* start Recorded information *
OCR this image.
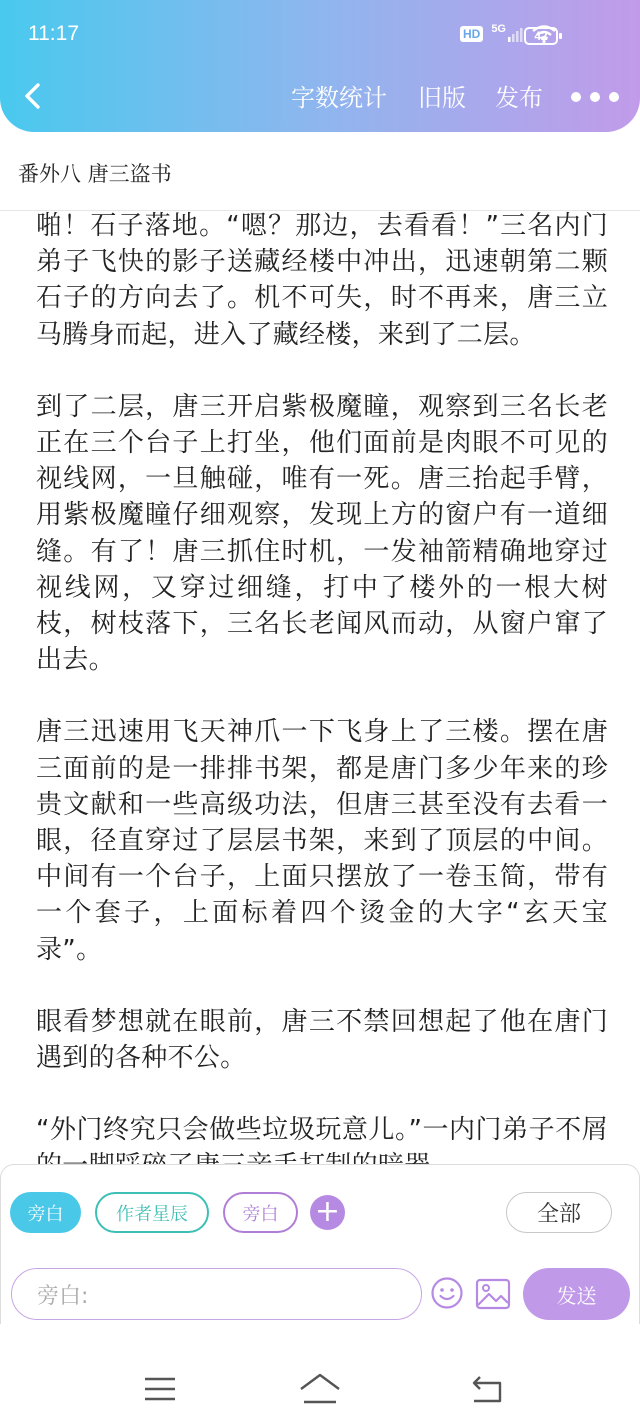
11:17	HD 5G	42
字数统计 旧版 发布
番外八 唐三盗书

啪！石子落地。“嗯？那边，去看看！”三名内门弟子飞快的影子送藏经楼中冲出，迅速朝第二颗石子的方向去了。机不可失，时不再来，唐三立马腾身而起，进入了藏经楼，来到了二层。

到了二层，唐三开启紫极魔瞳，观察到三名长老正在三个台子上打坐，他们面前是肉眼不可见的视线网，一旦触碰，唯有一死。唐三抬起手臂，用紫极魔瞳仔细观察，发现上方的窗户有一道细缝。有了！唐三抓住时机，一发袖箭精确地穿过视线网，又穿过细缝，打中了楼外的一根大树枝，树枝落下，三名长老闻风而动，从窗户窜了出去。

唐三迅速用飞天神爪一下飞身上了三楼。摆在唐三面前的是一排排书架，都是唐门多少年来的珍贵文献和一些高级功法，但唐三甚至没有去看一眼，径直穿过了层层书架，来到了顶层的中间。中间有一个台子，上面只摆放了一卷玉简，带有一个套子，上面标着四个烫金的大字“玄天宝录”。

眼看梦想就在眼前，唐三不禁回想起了他在唐门遇到的各种不公。

“外门终究只会做些垃圾玩意儿。”一内门弟子不屑

旁白	作者星辰	旁白	+	全部
旁白:	发送
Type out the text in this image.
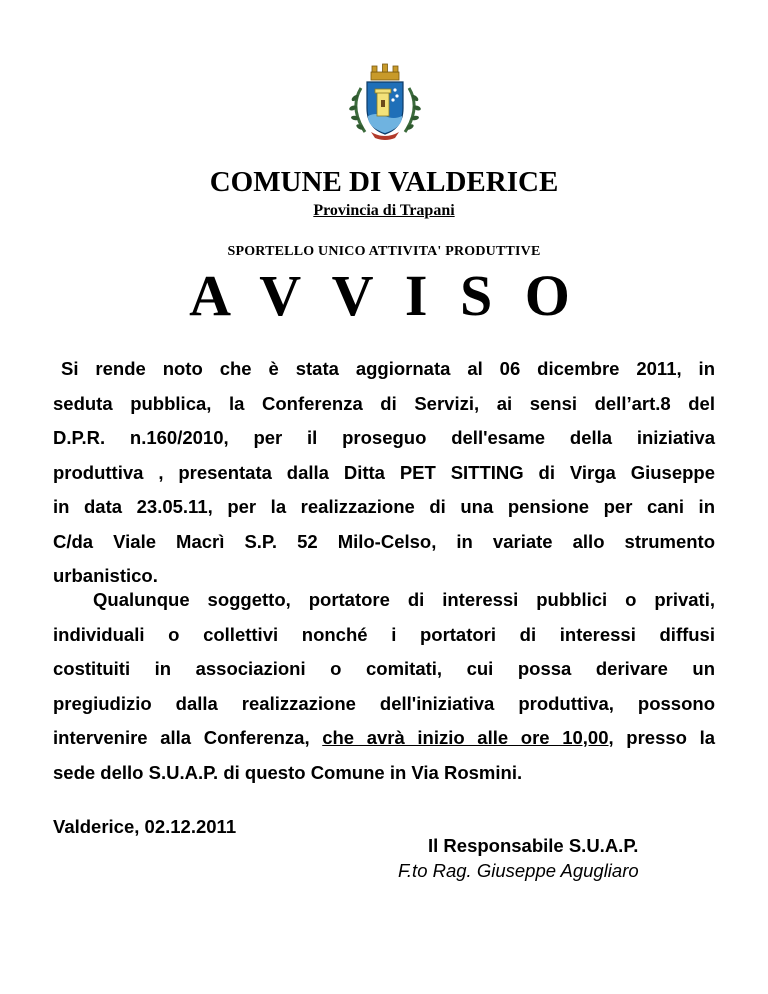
COMUNE DI VALDERICE
Provincia di Trapani
SPORTELLO UNICO ATTIVITA' PRODUTTIVE
A V V I S O
Si rende noto che è stata aggiornata al 06 dicembre 2011, in
seduta pubblica, la Conferenza di Servizi, ai sensi dell’art.8 del
D.P.R. n.160/2010, per il proseguo dell'esame della iniziativa
produttiva , presentata dalla Ditta PET SITTING di Virga Giuseppe
in data 23.05.11, per la realizzazione di una pensione per cani in
C/da Viale Macrì S.P. 52 Milo-Celso, in variate allo strumento
urbanistico.
Qualunque soggetto, portatore di interessi pubblici o privati,
individuali o collettivi nonché i portatori di interessi diffusi
costituiti in associazioni o comitati, cui possa derivare un
pregiudizio dalla realizzazione dell'iniziativa produttiva, possono
intervenire alla Conferenza, che avrà inizio alle ore 10,00, presso la
sede dello S.U.A.P. di questo Comune in Via Rosmini.
Valderice, 02.12.2011
Il Responsabile S.U.A.P.
F.to Rag. Giuseppe Agugliaro
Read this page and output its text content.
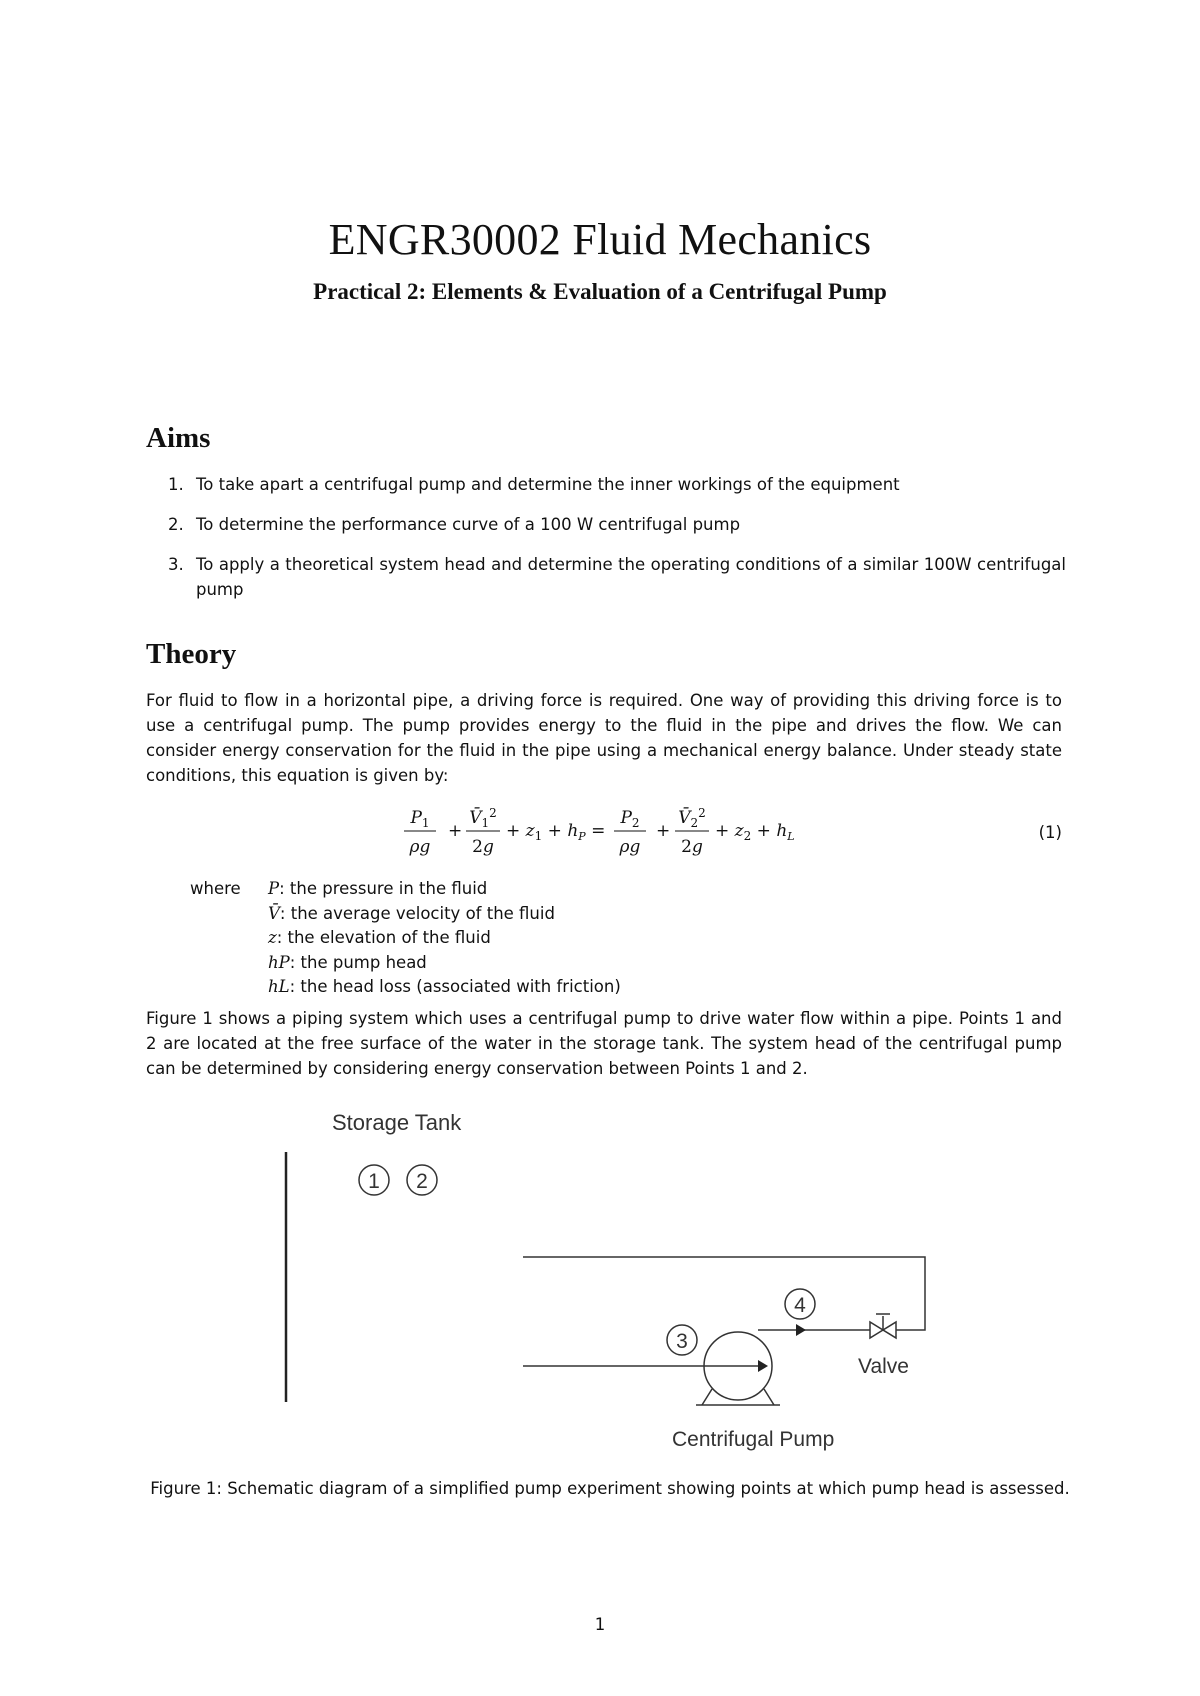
ENGR30002 Fluid Mechanics
Practical 2: Elements & Evaluation of a Centrifugal Pump
Aims
1. To take apart a centrifugal pump and determine the inner workings of the equipment
2. To determine the performance curve of a 100 W centrifugal pump
3. To apply a theoretical system head and determine the operating conditions of a similar 100W centrifugal pump
Theory

For fluid to flow in a horizontal pipe, a driving force is required. One way of providing this driving force is to use a centrifugal pump. The pump provides energy to the fluid in the pipe and drives the flow. We can consider energy conservation for the fluid in the pipe using a mechanical energy balance. Under steady state conditions, this equation is given by:

$P_1$
ρg
+
$V̄_1^2$
2g
+ $z_1 + h_P$ =
$P_2$
ρg
+
$V̄_2^2$
2g
+ $z_2 + h_L$	(1)
where P: the pressure in the fluid
V̄: the average velocity of the fluid
z: the elevation of the fluid
hP: the pump head
hL: the head loss (associated with friction)

Figure 1 shows a piping system which uses a centrifugal pump to drive water flow within a pipe. Points 1 and 2 are located at the free surface of the water in the storage tank. The system head of the centrifugal pump can be determined by considering energy conservation between Points 1 and 2.

Storage Tank
1 2
Valve
3
4
Centrifugal Pump

Figure 1: Schematic diagram of a simplified pump experiment showing points at which pump head is assessed.

1
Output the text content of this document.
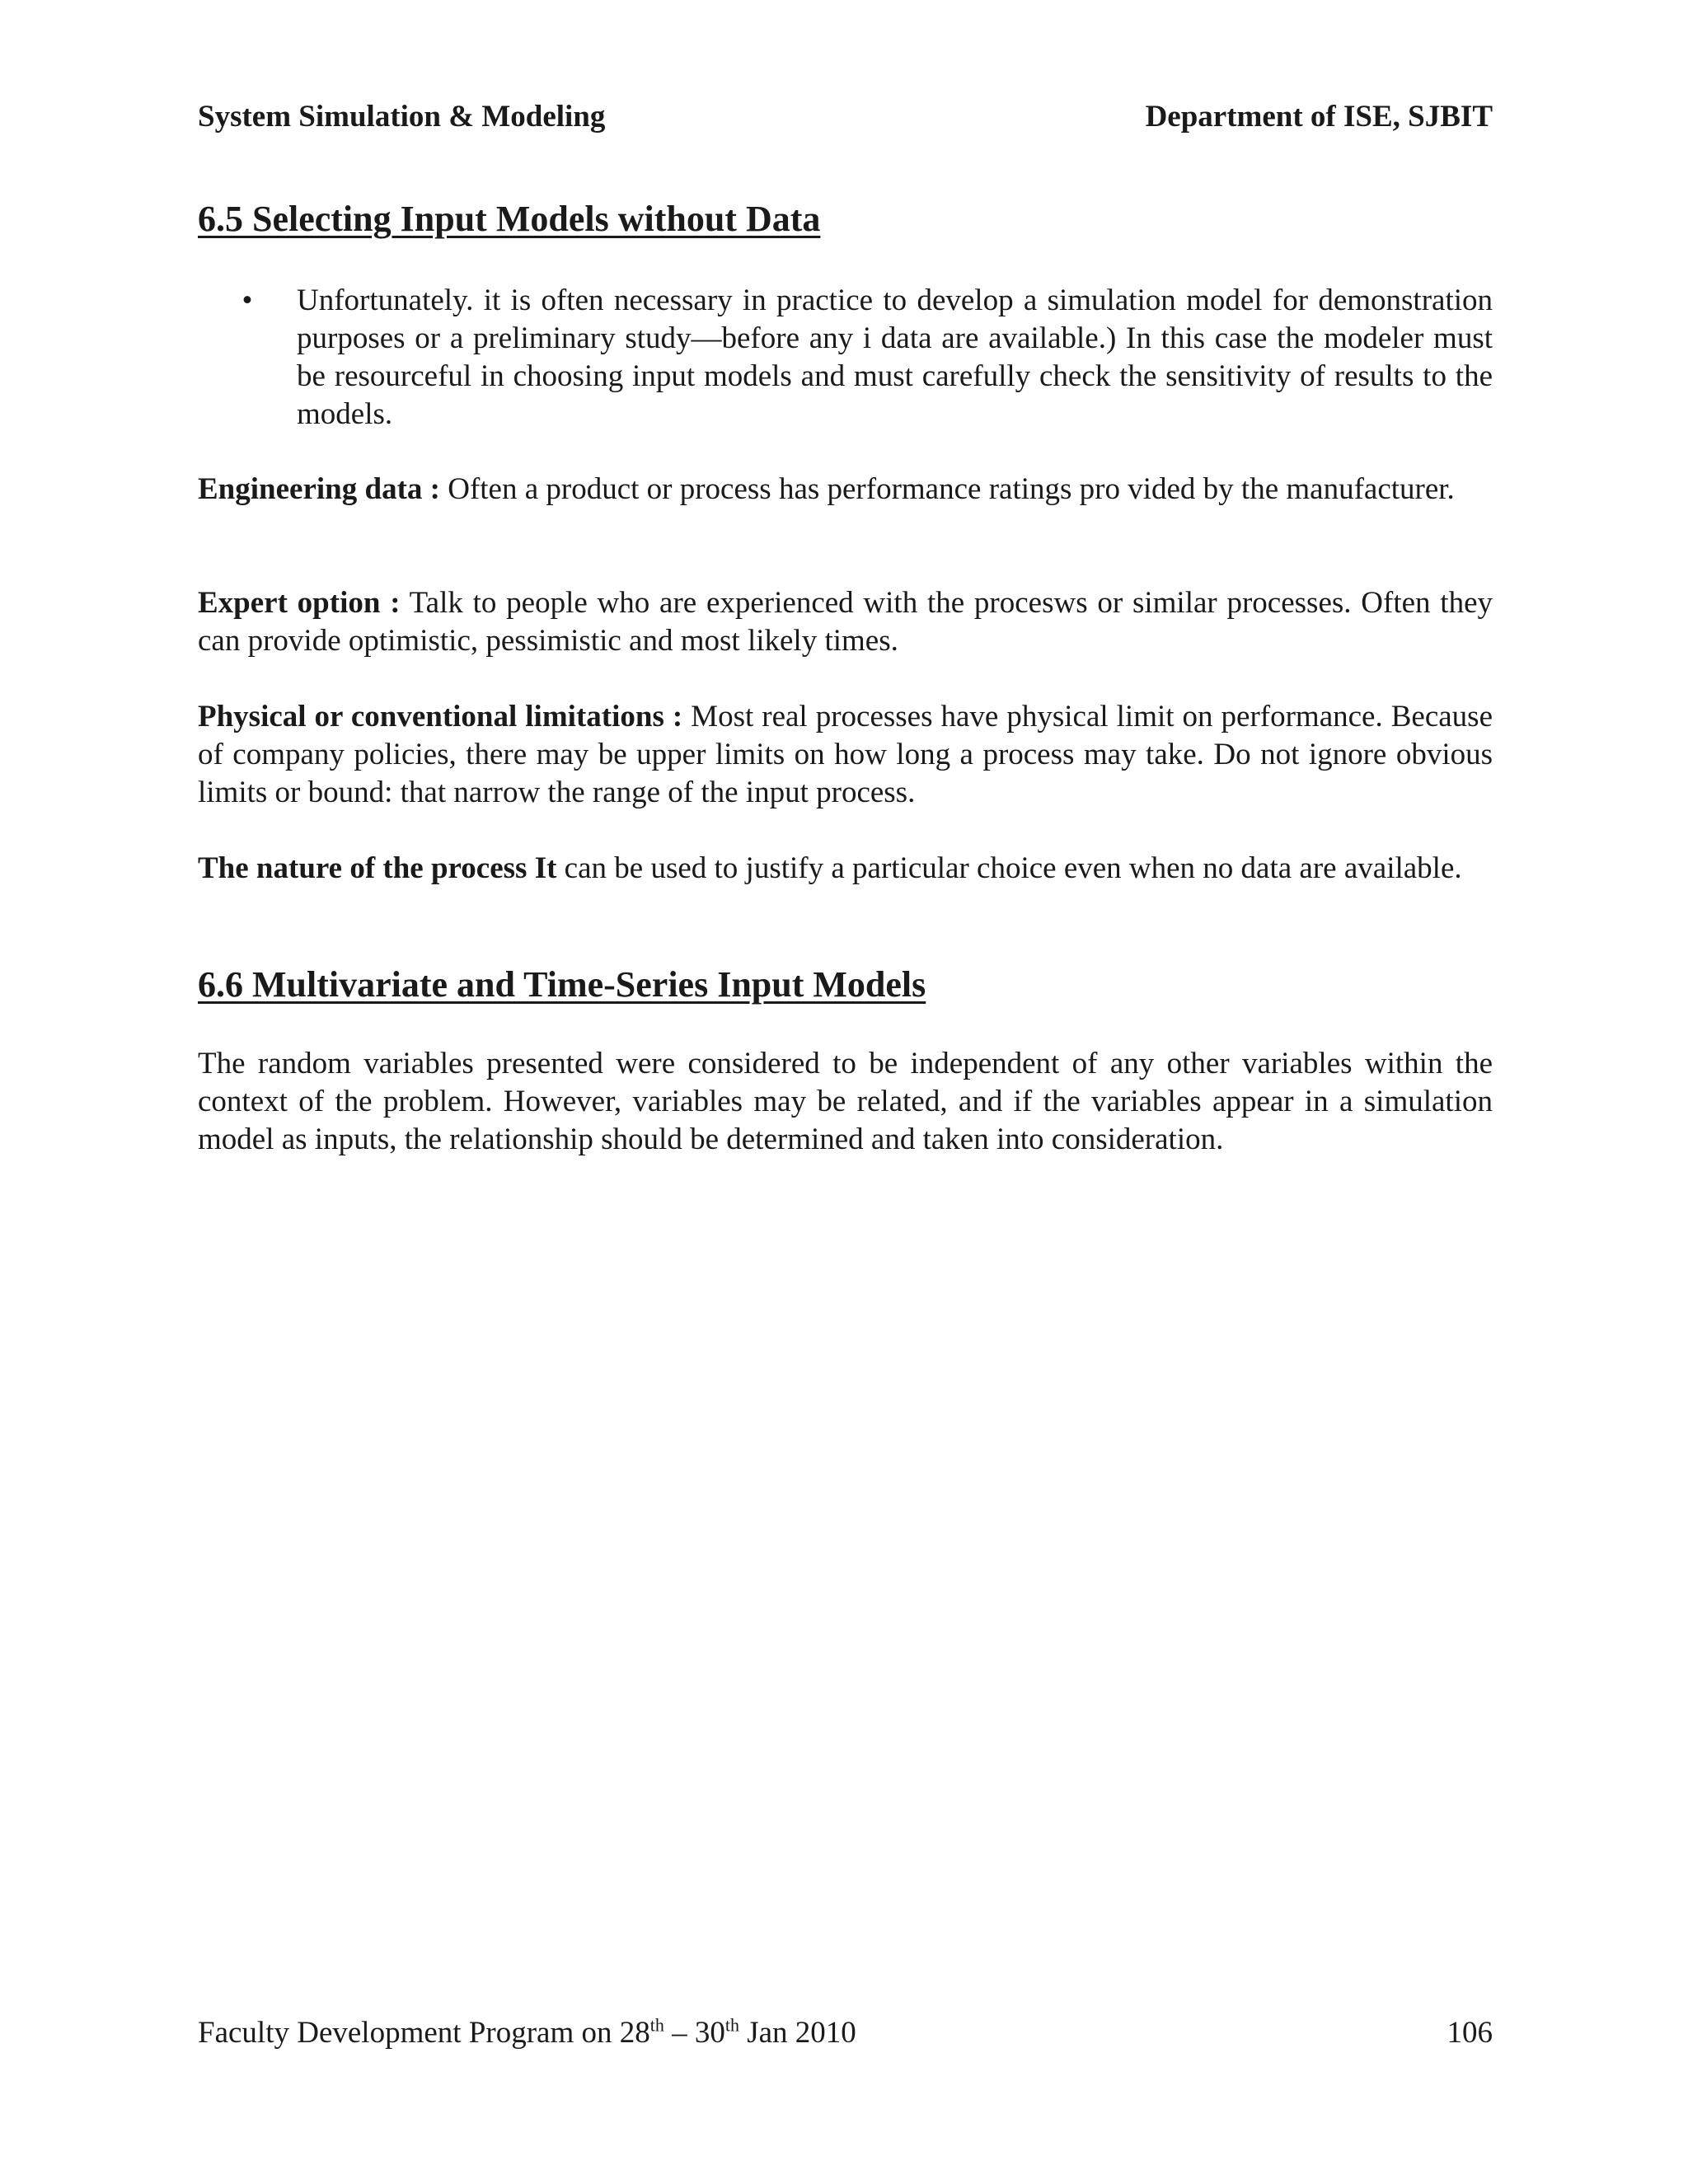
System Simulation & Modeling	Department of ISE, SJBIT
6.5 Selecting Input Models without Data
•	Unfortunately. it is often necessary in practice to develop a simulation model for demonstration purposes or a preliminary study—before any i data are available.) In this case the modeler must be resourceful in choosing input models and must carefully check the sensitivity of results to the models.

Engineering data : Often a product or process has performance ratings pro vided by the manufacturer.

Expert option : Talk to people who are experienced with the procesws or similar processes. Often they can provide optimistic, pessimistic and most likely times.

Physical or conventional limitations : Most real processes have physical limit on performance. Because of company policies, there may be upper limits on how long a process may take. Do not ignore obvious limits or bound: that narrow the range of the input process.

The nature of the process It can be used to justify a particular choice even when no data are available.

6.6 Multivariate and Time-Series Input Models

The random variables presented were considered to be independent of any other variables within the context of the problem. However, variables may be related, and if the variables appear in a simulation model as inputs, the relationship should be determined and taken into consideration.

Faculty Development Program on 28th – 30th Jan 2010	106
* end Recorded information *
● Goal of the exercise:
Retype each line of the listing above word for word. Exclude the pictures.

● Output below:
OCR this image.
11:17	HD 5G	42
字数统计 旧版 发布
番外八 唐三盗书

啪！石子落地。“嗯？那边，去看看！”三名内门弟子飞快的影子送藏经楼中冲出，迅速朝第二颗石子的方向去了。机不可失，时不再来，唐三立马腾身而起，进入了藏经楼，来到了二层。

到了二层，唐三开启紫极魔瞳，观察到三名长老正在三个台子上打坐，他们面前是肉眼不可见的视线网，一旦触碰，唯有一死。唐三抬起手臂，用紫极魔瞳仔细观察，发现上方的窗户有一道细缝。有了！唐三抓住时机，一发袖箭精确地穿过视线网，又穿过细缝，打中了楼外的一根大树枝，树枝落下，三名长老闻风而动，从窗户窜了出去。

唐三迅速用飞天神爪一下飞身上了三楼。摆在唐三面前的是一排排书架，都是唐门多少年来的珍贵文献和一些高级功法，但唐三甚至没有去看一眼，径直穿过了层层书架，来到了顶层的中间。中间有一个台子，上面只摆放了一卷玉简，带有一个套子，上面标着四个烫金的大字“玄天宝录”。

眼看梦想就在眼前，唐三不禁回想起了他在唐门遇到的各种不公。

“外门终究只会做些垃圾玩意儿。”一内门弟子不屑

旁白	作者星辰	旁白	+	全部
旁白:	发送
Type out the text in this image.
COMUNE DI VALDERICE
Provincia di Trapani
SPORTELLO UNICO ATTIVITA' PRODUTTIVE
A V V I S O
Si rende noto che è stata aggiornata al 06 dicembre 2011, in
seduta pubblica, la Conferenza di Servizi, ai sensi dell’art.8 del
D.P.R. n.160/2010, per il proseguo dell'esame della iniziativa
produttiva , presentata dalla Ditta PET SITTING di Virga Giuseppe
in data 23.05.11, per la realizzazione di una pensione per cani in
C/da Viale Macrì S.P. 52 Milo-Celso, in variate allo strumento
urbanistico.
Qualunque soggetto, portatore di interessi pubblici o privati,
individuali o collettivi nonché i portatori di interessi diffusi
costituiti in associazioni o comitati, cui possa derivare un
pregiudizio dalla realizzazione dell'iniziativa produttiva, possono
intervenire alla Conferenza, che avrà inizio alle ore 10,00, presso la
sede dello S.U.A.P. di questo Comune in Via Rosmini.
Valderice, 02.12.2011
Il Responsabile S.U.A.P.
F.to Rag. Giuseppe Agugliaro
Read this page and output its text content.
ENGR30002 Fluid Mechanics
Practical 2: Elements & Evaluation of a Centrifugal Pump
Aims
1. To take apart a centrifugal pump and determine the inner workings of the equipment
2. To determine the performance curve of a 100 W centrifugal pump
3. To apply a theoretical system head and determine the operating conditions of a similar 100W centrifugal pump
Theory

For fluid to flow in a horizontal pipe, a driving force is required. One way of providing this driving force is to use a centrifugal pump. The pump provides energy to the fluid in the pipe and drives the flow. We can consider energy conservation for the fluid in the pipe using a mechanical energy balance. Under steady state conditions, this equation is given by:

$P_1$
ρg
+
$V̄_1^2$
2g
+ $z_1 + h_P$ =
$P_2$
ρg
+
$V̄_2^2$
2g
+ $z_2 + h_L$	(1)
where P: the pressure in the fluid
V̄: the average velocity of the fluid
z: the elevation of the fluid
hP: the pump head
hL: the head loss (associated with friction)

Figure 1 shows a piping system which uses a centrifugal pump to drive water flow within a pipe. Points 1 and 2 are located at the free surface of the water in the storage tank. The system head of the centrifugal pump can be determined by considering energy conservation between Points 1 and 2.

Storage Tank
1 2
Valve
3
4
Centrifugal Pump

Figure 1: Schematic diagram of a simplified pump experiment showing points at which pump head is assessed.

1
Output the text content of this document.
System Simulation & Modeling	Department of ISE, SJBIT
6.5 Selecting Input Models without Data
•	Unfortunately. it is often necessary in practice to develop a simulation model for demonstration purposes or a preliminary study—before any i data are available.) In this case the modeler must be resourceful in choosing input models and must carefully check the sensitivity of results to the models.

Engineering data : Often a product or process has performance ratings pro vided by the manufacturer.

Expert option : Talk to people who are experienced with the procesws or similar processes. Often they can provide optimistic, pessimistic and most likely times.

Physical or conventional limitations : Most real processes have physical limit on performance. Because of company policies, there may be upper limits on how long a process may take. Do not ignore obvious limits or bound: that narrow the range of the input process.

The nature of the process It can be used to justify a particular choice even when no data are available.

6.6 Multivariate and Time-Series Input Models

The random variables presented were considered to be independent of any other variables within the context of the problem. However, variables may be related, and if the variables appear in a simulation model as inputs, the relationship should be determined and taken into consideration.

Faculty Development Program on 28th – 30th Jan 2010	106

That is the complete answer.